═════ PROVIDED RECORDS ═════
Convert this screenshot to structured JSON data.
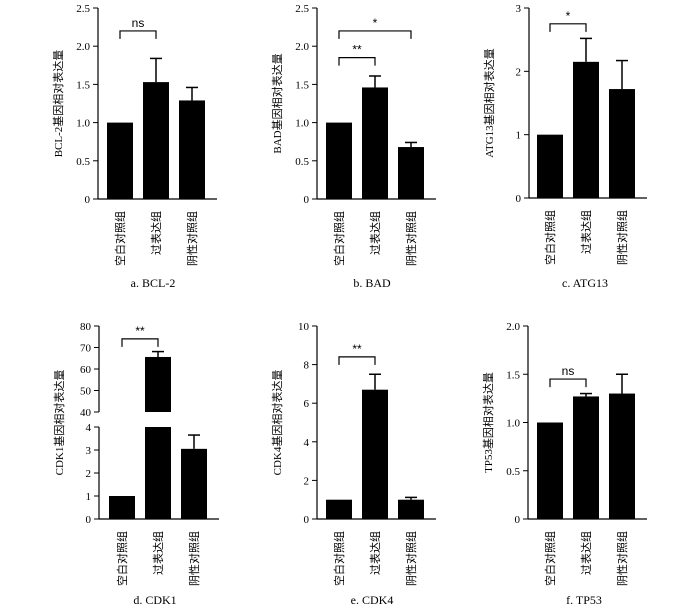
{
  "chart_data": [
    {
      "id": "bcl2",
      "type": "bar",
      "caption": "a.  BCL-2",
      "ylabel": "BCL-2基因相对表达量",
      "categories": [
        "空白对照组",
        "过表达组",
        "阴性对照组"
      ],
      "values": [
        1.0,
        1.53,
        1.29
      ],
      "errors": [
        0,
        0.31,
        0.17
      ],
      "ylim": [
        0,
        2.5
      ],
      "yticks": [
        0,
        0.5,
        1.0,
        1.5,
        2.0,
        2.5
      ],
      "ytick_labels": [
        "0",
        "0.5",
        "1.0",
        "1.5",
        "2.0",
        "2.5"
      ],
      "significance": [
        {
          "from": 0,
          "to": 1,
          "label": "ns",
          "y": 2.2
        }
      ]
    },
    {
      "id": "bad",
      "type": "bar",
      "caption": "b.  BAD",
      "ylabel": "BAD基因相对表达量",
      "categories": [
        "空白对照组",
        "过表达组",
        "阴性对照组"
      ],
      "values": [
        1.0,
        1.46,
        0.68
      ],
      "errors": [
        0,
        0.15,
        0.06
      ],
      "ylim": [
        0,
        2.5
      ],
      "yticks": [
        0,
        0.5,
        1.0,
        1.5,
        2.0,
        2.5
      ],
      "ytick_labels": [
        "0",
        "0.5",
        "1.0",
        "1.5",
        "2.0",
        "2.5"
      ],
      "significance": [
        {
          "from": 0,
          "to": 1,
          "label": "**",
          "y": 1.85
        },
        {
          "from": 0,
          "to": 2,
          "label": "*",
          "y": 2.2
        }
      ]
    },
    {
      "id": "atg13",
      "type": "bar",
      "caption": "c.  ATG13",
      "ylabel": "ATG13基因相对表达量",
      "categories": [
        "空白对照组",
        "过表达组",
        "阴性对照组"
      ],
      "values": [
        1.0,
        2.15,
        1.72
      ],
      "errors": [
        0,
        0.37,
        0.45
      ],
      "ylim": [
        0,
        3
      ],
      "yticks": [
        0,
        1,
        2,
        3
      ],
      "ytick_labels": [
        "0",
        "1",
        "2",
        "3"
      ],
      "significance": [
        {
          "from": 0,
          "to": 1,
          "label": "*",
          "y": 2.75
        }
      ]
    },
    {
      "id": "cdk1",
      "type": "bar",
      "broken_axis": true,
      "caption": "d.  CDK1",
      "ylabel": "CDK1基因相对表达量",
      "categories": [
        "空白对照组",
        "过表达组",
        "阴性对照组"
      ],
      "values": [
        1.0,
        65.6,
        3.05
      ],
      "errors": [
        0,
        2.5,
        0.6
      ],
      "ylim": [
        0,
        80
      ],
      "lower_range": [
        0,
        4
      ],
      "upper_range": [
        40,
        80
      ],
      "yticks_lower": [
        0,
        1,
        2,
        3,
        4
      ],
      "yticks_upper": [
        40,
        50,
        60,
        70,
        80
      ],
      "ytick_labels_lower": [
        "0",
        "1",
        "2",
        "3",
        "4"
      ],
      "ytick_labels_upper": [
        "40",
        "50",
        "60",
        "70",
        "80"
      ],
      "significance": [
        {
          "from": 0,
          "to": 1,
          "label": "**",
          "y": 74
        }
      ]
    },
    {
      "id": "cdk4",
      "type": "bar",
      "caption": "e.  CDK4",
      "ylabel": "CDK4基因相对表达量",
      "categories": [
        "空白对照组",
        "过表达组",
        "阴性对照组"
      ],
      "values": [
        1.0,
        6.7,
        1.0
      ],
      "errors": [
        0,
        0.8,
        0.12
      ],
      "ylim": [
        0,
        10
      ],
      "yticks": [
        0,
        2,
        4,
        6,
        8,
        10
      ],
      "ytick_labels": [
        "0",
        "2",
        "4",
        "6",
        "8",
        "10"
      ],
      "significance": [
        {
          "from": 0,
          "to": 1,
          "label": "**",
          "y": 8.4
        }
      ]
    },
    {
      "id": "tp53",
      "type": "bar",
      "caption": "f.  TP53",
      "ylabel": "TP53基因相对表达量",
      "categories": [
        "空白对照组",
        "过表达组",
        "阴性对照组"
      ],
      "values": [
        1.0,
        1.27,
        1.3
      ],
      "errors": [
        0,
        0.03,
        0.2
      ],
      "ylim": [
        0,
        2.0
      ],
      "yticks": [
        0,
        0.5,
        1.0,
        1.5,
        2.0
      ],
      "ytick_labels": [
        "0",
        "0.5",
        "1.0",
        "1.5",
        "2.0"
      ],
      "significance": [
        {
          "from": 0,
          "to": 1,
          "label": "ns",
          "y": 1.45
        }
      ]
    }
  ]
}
═════
═════ PROVIDED RECORDS ═════
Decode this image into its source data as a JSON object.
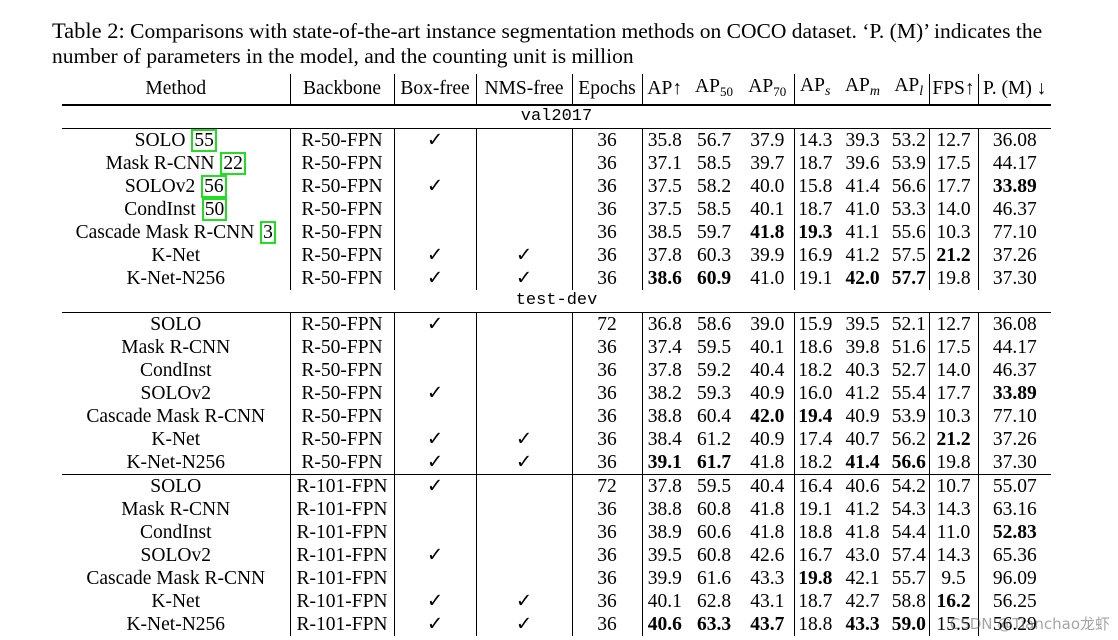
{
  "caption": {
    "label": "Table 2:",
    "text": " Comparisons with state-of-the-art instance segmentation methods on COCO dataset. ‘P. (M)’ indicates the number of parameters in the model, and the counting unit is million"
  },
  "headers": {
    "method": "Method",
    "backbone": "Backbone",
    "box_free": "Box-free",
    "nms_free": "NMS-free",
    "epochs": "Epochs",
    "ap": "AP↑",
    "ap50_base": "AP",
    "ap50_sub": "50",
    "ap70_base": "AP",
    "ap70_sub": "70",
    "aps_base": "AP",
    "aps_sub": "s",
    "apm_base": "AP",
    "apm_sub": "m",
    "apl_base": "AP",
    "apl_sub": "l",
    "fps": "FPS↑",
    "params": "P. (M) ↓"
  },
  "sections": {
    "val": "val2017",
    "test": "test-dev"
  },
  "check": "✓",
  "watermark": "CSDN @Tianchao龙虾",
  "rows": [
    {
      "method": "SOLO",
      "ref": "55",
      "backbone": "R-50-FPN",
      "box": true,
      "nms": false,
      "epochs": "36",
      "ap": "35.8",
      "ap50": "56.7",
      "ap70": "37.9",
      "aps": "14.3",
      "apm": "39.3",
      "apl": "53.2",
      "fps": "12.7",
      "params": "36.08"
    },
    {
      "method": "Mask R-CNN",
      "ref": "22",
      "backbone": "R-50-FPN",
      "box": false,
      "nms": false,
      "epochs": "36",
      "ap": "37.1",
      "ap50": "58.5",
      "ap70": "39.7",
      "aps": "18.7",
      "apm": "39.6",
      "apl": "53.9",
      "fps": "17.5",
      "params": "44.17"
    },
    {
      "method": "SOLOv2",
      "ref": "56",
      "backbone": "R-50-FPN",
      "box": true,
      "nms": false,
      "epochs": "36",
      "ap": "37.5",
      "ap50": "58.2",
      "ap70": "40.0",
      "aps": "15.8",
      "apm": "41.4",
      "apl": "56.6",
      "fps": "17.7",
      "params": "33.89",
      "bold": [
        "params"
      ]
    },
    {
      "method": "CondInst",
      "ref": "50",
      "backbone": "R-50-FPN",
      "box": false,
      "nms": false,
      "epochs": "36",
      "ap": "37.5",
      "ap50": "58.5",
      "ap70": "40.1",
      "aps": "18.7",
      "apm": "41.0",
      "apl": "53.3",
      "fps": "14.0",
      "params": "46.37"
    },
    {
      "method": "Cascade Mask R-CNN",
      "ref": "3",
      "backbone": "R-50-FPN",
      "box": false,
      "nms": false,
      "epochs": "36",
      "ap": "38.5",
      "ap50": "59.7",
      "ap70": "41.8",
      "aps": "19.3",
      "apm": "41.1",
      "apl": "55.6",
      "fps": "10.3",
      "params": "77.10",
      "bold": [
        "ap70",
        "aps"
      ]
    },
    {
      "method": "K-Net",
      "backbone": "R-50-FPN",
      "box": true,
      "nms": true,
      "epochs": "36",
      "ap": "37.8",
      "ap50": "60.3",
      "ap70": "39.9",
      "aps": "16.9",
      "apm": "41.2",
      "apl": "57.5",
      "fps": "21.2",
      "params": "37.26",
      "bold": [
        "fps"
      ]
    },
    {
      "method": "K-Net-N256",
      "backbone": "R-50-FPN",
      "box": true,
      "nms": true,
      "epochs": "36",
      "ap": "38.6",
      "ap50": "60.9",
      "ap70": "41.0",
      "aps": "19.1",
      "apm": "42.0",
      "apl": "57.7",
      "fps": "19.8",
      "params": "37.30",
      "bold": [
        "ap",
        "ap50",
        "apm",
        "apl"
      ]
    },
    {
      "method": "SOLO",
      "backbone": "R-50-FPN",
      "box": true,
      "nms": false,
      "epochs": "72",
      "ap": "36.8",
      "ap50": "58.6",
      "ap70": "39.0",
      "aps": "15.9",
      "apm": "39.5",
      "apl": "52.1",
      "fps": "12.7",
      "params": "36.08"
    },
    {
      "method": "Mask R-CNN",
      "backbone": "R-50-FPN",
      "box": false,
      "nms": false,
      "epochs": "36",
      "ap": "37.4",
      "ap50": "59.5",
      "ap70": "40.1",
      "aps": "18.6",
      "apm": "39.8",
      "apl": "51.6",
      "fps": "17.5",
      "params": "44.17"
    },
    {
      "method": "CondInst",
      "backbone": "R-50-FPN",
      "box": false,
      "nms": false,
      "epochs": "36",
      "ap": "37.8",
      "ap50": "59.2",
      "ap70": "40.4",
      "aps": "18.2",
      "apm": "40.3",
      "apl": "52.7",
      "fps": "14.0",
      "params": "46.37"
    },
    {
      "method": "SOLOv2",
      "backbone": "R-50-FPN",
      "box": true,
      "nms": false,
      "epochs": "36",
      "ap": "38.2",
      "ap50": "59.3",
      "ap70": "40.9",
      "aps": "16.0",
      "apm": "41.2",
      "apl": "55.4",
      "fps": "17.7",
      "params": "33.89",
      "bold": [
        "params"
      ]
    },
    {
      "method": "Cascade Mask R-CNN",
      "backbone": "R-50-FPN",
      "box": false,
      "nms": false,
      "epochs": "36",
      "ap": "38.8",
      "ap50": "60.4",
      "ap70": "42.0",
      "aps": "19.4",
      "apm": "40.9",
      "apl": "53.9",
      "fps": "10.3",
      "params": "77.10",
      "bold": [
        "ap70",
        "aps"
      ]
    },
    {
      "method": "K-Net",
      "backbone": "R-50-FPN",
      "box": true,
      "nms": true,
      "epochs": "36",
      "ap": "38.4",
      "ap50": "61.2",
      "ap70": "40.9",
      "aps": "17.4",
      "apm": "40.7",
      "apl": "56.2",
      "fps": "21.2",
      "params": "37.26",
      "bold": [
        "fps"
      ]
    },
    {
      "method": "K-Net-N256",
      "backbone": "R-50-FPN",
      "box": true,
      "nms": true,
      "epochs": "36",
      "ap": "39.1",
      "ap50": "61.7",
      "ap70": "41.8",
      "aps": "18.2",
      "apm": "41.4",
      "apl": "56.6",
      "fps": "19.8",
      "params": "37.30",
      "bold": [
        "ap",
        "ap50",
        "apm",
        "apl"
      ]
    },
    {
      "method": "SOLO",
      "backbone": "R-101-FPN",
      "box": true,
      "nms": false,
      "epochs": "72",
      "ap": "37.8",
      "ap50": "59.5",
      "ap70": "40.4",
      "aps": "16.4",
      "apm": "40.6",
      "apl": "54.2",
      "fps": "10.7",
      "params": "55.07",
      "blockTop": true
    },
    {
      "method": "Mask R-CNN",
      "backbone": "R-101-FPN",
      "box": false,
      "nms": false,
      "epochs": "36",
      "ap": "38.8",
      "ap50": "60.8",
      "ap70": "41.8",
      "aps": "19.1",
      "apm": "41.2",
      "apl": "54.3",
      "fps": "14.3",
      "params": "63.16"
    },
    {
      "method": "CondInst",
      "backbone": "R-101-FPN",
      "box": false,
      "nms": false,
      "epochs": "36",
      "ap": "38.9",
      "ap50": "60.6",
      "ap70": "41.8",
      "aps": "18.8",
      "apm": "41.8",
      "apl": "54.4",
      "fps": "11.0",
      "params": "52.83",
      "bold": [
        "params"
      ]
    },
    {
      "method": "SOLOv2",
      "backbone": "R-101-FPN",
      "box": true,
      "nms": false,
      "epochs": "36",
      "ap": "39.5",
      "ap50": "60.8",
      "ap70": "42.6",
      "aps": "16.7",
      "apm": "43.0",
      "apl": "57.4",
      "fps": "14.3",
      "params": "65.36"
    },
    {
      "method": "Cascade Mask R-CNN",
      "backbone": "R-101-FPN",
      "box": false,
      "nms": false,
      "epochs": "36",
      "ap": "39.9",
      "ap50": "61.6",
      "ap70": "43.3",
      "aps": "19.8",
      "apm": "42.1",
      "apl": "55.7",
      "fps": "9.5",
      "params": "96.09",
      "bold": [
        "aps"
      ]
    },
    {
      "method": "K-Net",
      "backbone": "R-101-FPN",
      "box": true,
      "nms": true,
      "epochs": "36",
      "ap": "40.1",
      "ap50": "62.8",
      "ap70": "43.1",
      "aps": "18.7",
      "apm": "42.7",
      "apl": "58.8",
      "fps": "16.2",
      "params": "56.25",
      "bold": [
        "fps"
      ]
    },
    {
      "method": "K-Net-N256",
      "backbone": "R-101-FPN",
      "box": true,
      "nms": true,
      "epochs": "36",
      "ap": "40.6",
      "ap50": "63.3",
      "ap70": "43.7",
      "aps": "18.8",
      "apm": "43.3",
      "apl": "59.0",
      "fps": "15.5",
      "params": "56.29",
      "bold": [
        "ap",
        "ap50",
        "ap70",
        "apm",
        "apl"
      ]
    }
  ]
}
═════
TASK DETAILS ▸
Report the number of lines in the entries above that include the string "this". Give nothing but the number.

COMPLETED TASK ▸
2